=== Exercise requirements ===
Word for word, retype every entry in the listing.

=== Task input ===

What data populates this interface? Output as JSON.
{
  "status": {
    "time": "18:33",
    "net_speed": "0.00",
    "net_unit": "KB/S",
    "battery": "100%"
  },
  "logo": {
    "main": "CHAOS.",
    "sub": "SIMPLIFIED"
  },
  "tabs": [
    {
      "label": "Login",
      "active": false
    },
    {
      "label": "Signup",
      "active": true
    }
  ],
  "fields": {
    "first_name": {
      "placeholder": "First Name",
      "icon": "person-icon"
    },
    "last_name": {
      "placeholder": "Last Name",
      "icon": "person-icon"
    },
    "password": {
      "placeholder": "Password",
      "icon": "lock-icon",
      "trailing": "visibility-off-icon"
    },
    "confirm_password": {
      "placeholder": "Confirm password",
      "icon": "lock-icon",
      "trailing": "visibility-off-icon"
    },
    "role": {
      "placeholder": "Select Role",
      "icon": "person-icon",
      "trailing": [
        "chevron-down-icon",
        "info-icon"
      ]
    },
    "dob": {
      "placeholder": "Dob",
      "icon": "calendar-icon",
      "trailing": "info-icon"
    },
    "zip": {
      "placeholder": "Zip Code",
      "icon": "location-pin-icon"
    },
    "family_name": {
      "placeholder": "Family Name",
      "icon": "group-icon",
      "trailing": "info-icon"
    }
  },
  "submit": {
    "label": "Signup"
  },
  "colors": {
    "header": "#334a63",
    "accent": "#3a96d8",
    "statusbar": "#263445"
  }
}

=== Reply to the exercise ===
What data populates this interface? Output as JSON.
{
  "status": {
    "time": "18:33",
    "net_speed": "0.00",
    "net_unit": "KB/S",
    "battery": "100%"
  },
  "logo": {
    "main": "CHAOS.",
    "sub": "SIMPLIFIED"
  },
  "tabs": [
    {
      "label": "Login",
      "active": false
    },
    {
      "label": "Signup",
      "active": true
    }
  ],
  "fields": {
    "first_name": {
      "placeholder": "First Name",
      "icon": "person-icon"
    },
    "last_name": {
      "placeholder": "Last Name",
      "icon": "person-icon"
    },
    "password": {
      "placeholder": "Password",
      "icon": "lock-icon",
      "trailing": "visibility-off-icon"
    },
    "confirm_password": {
      "placeholder": "Confirm password",
      "icon": "lock-icon",
      "trailing": "visibility-off-icon"
    },
    "role": {
      "placeholder": "Select Role",
      "icon": "person-icon",
      "trailing": [
        "chevron-down-icon",
        "info-icon"
      ]
    },
    "dob": {
      "placeholder": "Dob",
      "icon": "calendar-icon",
      "trailing": "info-icon"
    },
    "zip": {
      "placeholder": "Zip Code",
      "icon": "location-pin-icon"
    },
    "family_name": {
      "placeholder": "Family Name",
      "icon": "group-icon",
      "trailing": "info-icon"
    }
  },
  "submit": {
    "label": "Signup"
  },
  "colors": {
    "header": "#334a63",
    "accent": "#3a96d8",
    "statusbar": "#263445"
  }
}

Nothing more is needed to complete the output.